-- START RECORD EXTRACTS --

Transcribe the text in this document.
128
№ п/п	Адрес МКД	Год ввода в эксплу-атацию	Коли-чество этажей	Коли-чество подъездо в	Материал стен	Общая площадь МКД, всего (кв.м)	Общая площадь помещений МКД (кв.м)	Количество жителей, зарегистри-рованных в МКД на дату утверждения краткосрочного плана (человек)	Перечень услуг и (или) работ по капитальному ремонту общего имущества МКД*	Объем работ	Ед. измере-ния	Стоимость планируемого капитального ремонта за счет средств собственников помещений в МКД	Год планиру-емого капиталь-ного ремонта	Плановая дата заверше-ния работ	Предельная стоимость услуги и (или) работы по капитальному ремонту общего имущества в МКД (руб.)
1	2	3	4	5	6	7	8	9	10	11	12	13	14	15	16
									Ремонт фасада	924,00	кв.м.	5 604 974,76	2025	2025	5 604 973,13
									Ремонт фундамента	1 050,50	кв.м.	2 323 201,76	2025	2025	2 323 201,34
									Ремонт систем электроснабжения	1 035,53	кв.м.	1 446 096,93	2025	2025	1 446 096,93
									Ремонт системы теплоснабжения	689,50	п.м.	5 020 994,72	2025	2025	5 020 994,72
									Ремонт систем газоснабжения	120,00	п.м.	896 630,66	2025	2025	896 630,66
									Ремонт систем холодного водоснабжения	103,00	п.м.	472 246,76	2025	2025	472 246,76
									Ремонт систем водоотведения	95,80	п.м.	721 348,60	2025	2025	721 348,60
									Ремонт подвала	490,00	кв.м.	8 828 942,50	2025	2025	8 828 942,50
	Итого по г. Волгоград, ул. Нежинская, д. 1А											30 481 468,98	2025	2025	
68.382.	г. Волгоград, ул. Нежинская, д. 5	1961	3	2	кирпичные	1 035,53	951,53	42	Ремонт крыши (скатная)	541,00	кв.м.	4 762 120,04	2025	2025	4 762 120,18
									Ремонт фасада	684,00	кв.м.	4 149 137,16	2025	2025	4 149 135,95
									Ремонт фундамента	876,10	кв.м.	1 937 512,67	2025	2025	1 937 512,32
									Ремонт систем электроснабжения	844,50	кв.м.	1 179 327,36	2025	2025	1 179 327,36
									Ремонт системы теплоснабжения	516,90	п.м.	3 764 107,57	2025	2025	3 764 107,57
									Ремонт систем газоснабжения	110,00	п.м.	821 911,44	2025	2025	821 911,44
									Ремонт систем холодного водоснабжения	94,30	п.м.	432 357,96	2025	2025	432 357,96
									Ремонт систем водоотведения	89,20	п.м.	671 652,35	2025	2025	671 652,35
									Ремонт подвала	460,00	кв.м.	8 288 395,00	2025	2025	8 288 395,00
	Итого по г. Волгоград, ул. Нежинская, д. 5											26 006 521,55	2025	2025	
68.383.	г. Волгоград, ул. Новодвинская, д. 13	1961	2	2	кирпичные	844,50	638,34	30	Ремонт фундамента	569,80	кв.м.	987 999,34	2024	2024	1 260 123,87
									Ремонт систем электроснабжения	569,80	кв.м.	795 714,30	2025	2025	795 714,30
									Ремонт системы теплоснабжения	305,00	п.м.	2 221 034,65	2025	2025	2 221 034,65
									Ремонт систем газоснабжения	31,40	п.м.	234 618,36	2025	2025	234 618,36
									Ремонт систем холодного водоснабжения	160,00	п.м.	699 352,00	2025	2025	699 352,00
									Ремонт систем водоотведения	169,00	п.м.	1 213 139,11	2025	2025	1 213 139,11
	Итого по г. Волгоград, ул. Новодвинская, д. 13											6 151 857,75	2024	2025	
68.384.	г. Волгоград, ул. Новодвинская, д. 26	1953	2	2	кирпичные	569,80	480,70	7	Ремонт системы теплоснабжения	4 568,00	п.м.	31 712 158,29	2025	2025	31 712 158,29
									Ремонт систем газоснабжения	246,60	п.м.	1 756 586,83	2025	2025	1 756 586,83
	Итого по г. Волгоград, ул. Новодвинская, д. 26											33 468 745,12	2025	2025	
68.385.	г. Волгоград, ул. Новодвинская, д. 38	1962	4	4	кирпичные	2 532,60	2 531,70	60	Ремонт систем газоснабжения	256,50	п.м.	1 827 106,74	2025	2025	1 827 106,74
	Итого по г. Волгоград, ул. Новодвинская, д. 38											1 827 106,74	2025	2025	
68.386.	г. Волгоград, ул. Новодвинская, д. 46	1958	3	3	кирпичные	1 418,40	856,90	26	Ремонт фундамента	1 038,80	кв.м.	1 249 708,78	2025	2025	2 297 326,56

-- END RECORD EXTRACTS --

#### [REQUIREMENTS]
Find the word "фундамента" and list each line it appears in.

#### [TASK RESULT]
									Ремонт фундамента	1 050,50	кв.м.	2 323 201,76	2025	2025	2 323 201,34
									Ремонт фундамента	876,10	кв.м.	1 937 512,67	2025	2025	1 937 512,32
68.383.	г. Волгоград, ул. Новодвинская, д. 13	1961	2	2	кирпичные	844,50	638,34	30	Ремонт фундамента	569,80	кв.м.	987 999,34	2024	2024	1 260 123,87
68.386.	г. Волгоград, ул. Новодвинская, д. 46	1958	3	3	кирпичные	1 418,40	856,90	26	Ремонт фундамента	1 038,80	кв.м.	1 249 708,78	2025	2025	2 297 326,56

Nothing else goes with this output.